# PROBLEM DETAILS:
Do not copy the pictures; transcribe all other material exactly.
** Start of SOURCE DATA **
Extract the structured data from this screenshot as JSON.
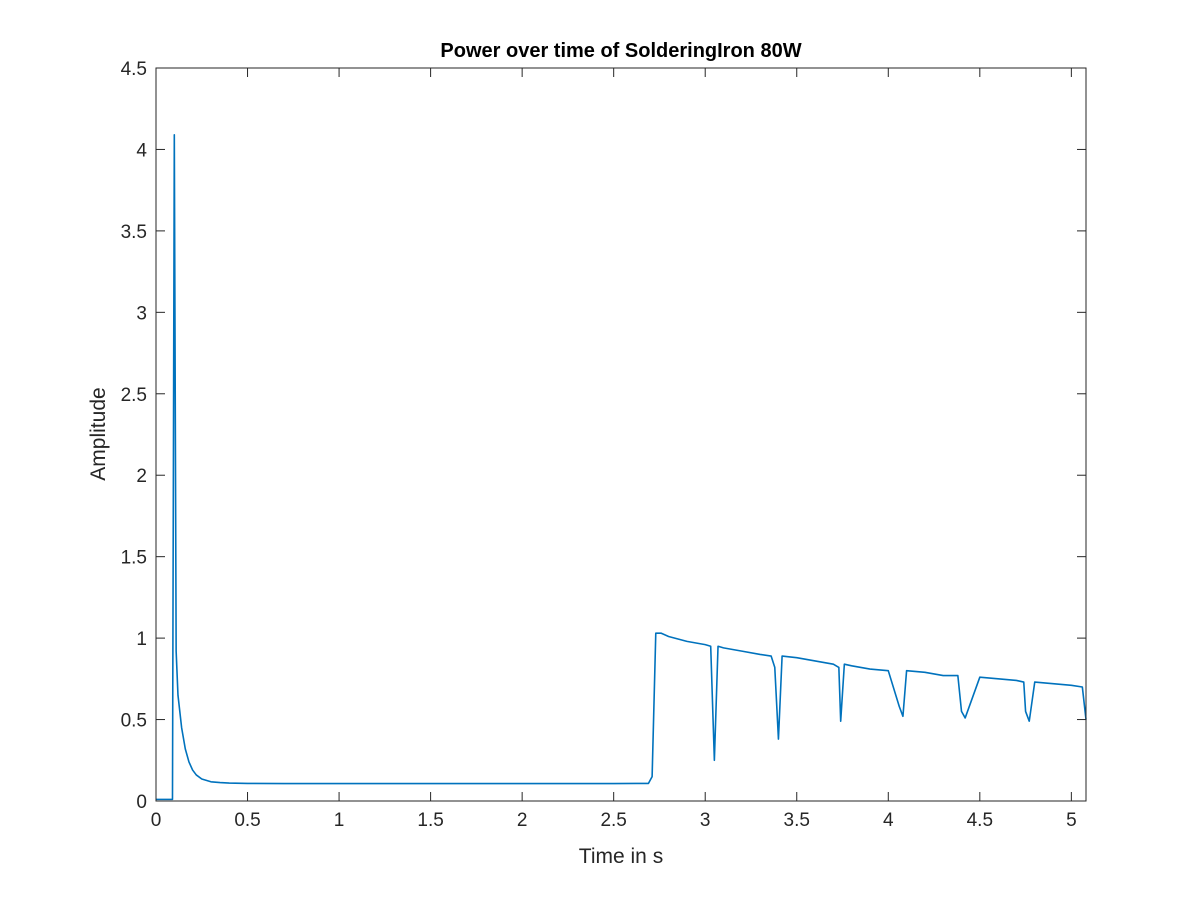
{
  "chart_data": {
    "type": "line",
    "title": "Power over time of SolderingIron 80W",
    "xlabel": "Time in s",
    "ylabel": "Amplitude",
    "xlim": [
      0,
      5.08
    ],
    "ylim": [
      0,
      4.5
    ],
    "xticks": [
      0,
      0.5,
      1,
      1.5,
      2,
      2.5,
      3,
      3.5,
      4,
      4.5,
      5
    ],
    "xtick_labels": [
      "0",
      "0.5",
      "1",
      "1.5",
      "2",
      "2.5",
      "3",
      "3.5",
      "4",
      "4.5",
      "5"
    ],
    "yticks": [
      0,
      0.5,
      1,
      1.5,
      2,
      2.5,
      3,
      3.5,
      4,
      4.5
    ],
    "ytick_labels": [
      "0",
      "0.5",
      "1",
      "1.5",
      "2",
      "2.5",
      "3",
      "3.5",
      "4",
      "4.5"
    ],
    "grid": false,
    "line_color": "#0072BD",
    "axis_color": "#262626",
    "series": [
      {
        "x": [
          0,
          0.09,
          0.1,
          0.11,
          0.12,
          0.14,
          0.16,
          0.18,
          0.2,
          0.22,
          0.25,
          0.3,
          0.35,
          0.4,
          0.5,
          0.7,
          1.0,
          1.5,
          2.0,
          2.5,
          2.69,
          2.71,
          2.73,
          2.76,
          2.8,
          2.9,
          3.0,
          3.03,
          3.05,
          3.07,
          3.1,
          3.2,
          3.3,
          3.36,
          3.38,
          3.4,
          3.42,
          3.5,
          3.6,
          3.7,
          3.73,
          3.74,
          3.76,
          3.8,
          3.9,
          4.0,
          4.06,
          4.08,
          4.1,
          4.2,
          4.3,
          4.38,
          4.4,
          4.42,
          4.5,
          4.6,
          4.7,
          4.74,
          4.75,
          4.77,
          4.8,
          4.9,
          5.0,
          5.06,
          5.08
        ],
        "y": [
          0.01,
          0.01,
          4.09,
          0.92,
          0.65,
          0.45,
          0.32,
          0.24,
          0.19,
          0.16,
          0.135,
          0.118,
          0.113,
          0.11,
          0.108,
          0.107,
          0.107,
          0.107,
          0.107,
          0.107,
          0.108,
          0.15,
          1.03,
          1.03,
          1.01,
          0.98,
          0.96,
          0.95,
          0.25,
          0.95,
          0.94,
          0.92,
          0.9,
          0.89,
          0.82,
          0.38,
          0.89,
          0.88,
          0.86,
          0.84,
          0.82,
          0.49,
          0.84,
          0.83,
          0.81,
          0.8,
          0.58,
          0.52,
          0.8,
          0.79,
          0.77,
          0.77,
          0.55,
          0.51,
          0.76,
          0.75,
          0.74,
          0.73,
          0.55,
          0.49,
          0.73,
          0.72,
          0.71,
          0.7,
          0.5
        ]
      }
    ]
  }
}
** End of SOURCE DATA **
# WRITTEN RESPONSE:
Extract the structured data from this screenshot as JSON.
{
  "chart_data": {
    "type": "line",
    "title": "Power over time of SolderingIron 80W",
    "xlabel": "Time in s",
    "ylabel": "Amplitude",
    "xlim": [
      0,
      5.08
    ],
    "ylim": [
      0,
      4.5
    ],
    "xticks": [
      0,
      0.5,
      1,
      1.5,
      2,
      2.5,
      3,
      3.5,
      4,
      4.5,
      5
    ],
    "xtick_labels": [
      "0",
      "0.5",
      "1",
      "1.5",
      "2",
      "2.5",
      "3",
      "3.5",
      "4",
      "4.5",
      "5"
    ],
    "yticks": [
      0,
      0.5,
      1,
      1.5,
      2,
      2.5,
      3,
      3.5,
      4,
      4.5
    ],
    "ytick_labels": [
      "0",
      "0.5",
      "1",
      "1.5",
      "2",
      "2.5",
      "3",
      "3.5",
      "4",
      "4.5"
    ],
    "grid": false,
    "line_color": "#0072BD",
    "axis_color": "#262626",
    "series": [
      {
        "x": [
          0,
          0.09,
          0.1,
          0.11,
          0.12,
          0.14,
          0.16,
          0.18,
          0.2,
          0.22,
          0.25,
          0.3,
          0.35,
          0.4,
          0.5,
          0.7,
          1.0,
          1.5,
          2.0,
          2.5,
          2.69,
          2.71,
          2.73,
          2.76,
          2.8,
          2.9,
          3.0,
          3.03,
          3.05,
          3.07,
          3.1,
          3.2,
          3.3,
          3.36,
          3.38,
          3.4,
          3.42,
          3.5,
          3.6,
          3.7,
          3.73,
          3.74,
          3.76,
          3.8,
          3.9,
          4.0,
          4.06,
          4.08,
          4.1,
          4.2,
          4.3,
          4.38,
          4.4,
          4.42,
          4.5,
          4.6,
          4.7,
          4.74,
          4.75,
          4.77,
          4.8,
          4.9,
          5.0,
          5.06,
          5.08
        ],
        "y": [
          0.01,
          0.01,
          4.09,
          0.92,
          0.65,
          0.45,
          0.32,
          0.24,
          0.19,
          0.16,
          0.135,
          0.118,
          0.113,
          0.11,
          0.108,
          0.107,
          0.107,
          0.107,
          0.107,
          0.107,
          0.108,
          0.15,
          1.03,
          1.03,
          1.01,
          0.98,
          0.96,
          0.95,
          0.25,
          0.95,
          0.94,
          0.92,
          0.9,
          0.89,
          0.82,
          0.38,
          0.89,
          0.88,
          0.86,
          0.84,
          0.82,
          0.49,
          0.84,
          0.83,
          0.81,
          0.8,
          0.58,
          0.52,
          0.8,
          0.79,
          0.77,
          0.77,
          0.55,
          0.51,
          0.76,
          0.75,
          0.74,
          0.73,
          0.55,
          0.49,
          0.73,
          0.72,
          0.71,
          0.7,
          0.5
        ]
      }
    ]
  }
}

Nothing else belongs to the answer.